Stored records
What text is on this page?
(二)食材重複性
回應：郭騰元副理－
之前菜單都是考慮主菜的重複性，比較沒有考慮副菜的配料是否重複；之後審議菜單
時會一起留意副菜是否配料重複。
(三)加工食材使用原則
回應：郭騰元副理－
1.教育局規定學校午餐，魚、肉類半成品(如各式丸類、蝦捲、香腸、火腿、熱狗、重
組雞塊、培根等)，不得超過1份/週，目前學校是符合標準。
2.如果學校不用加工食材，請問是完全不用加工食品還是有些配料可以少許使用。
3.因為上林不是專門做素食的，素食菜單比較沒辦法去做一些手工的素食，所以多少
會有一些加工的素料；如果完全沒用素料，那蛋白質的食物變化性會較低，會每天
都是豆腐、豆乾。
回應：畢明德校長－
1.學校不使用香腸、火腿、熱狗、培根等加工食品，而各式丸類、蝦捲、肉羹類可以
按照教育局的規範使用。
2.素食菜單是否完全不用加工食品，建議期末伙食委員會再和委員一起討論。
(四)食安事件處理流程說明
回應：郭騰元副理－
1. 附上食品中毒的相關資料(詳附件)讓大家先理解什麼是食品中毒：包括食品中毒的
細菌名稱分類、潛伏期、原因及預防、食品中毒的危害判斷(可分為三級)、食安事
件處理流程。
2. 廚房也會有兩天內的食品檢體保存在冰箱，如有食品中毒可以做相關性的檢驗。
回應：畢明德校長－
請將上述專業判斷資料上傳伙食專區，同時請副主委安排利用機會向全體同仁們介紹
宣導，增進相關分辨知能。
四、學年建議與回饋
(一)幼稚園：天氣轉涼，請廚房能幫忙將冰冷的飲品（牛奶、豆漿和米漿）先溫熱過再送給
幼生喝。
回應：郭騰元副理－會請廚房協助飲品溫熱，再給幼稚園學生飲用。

Task requirements: Write the listing out again, exactly as it reads.

Answer for the task:
What text is on this page?
(二)食材重複性
回應：郭騰元副理－
之前菜單都是考慮主菜的重複性，比較沒有考慮副菜的配料是否重複；之後審議菜單
時會一起留意副菜是否配料重複。
(三)加工食材使用原則
回應：郭騰元副理－
1.教育局規定學校午餐，魚、肉類半成品(如各式丸類、蝦捲、香腸、火腿、熱狗、重
組雞塊、培根等)，不得超過1份/週，目前學校是符合標準。
2.如果學校不用加工食材，請問是完全不用加工食品還是有些配料可以少許使用。
3.因為上林不是專門做素食的，素食菜單比較沒辦法去做一些手工的素食，所以多少
會有一些加工的素料；如果完全沒用素料，那蛋白質的食物變化性會較低，會每天
都是豆腐、豆乾。
回應：畢明德校長－
1.學校不使用香腸、火腿、熱狗、培根等加工食品，而各式丸類、蝦捲、肉羹類可以
按照教育局的規範使用。
2.素食菜單是否完全不用加工食品，建議期末伙食委員會再和委員一起討論。
(四)食安事件處理流程說明
回應：郭騰元副理－
1. 附上食品中毒的相關資料(詳附件)讓大家先理解什麼是食品中毒：包括食品中毒的
細菌名稱分類、潛伏期、原因及預防、食品中毒的危害判斷(可分為三級)、食安事
件處理流程。
2. 廚房也會有兩天內的食品檢體保存在冰箱，如有食品中毒可以做相關性的檢驗。
回應：畢明德校長－
請將上述專業判斷資料上傳伙食專區，同時請副主委安排利用機會向全體同仁們介紹
宣導，增進相關分辨知能。
四、學年建議與回饋
(一)幼稚園：天氣轉涼，請廚房能幫忙將冰冷的飲品（牛奶、豆漿和米漿）先溫熱過再送給
幼生喝。
回應：郭騰元副理－會請廚房協助飲品溫熱，再給幼稚園學生飲用。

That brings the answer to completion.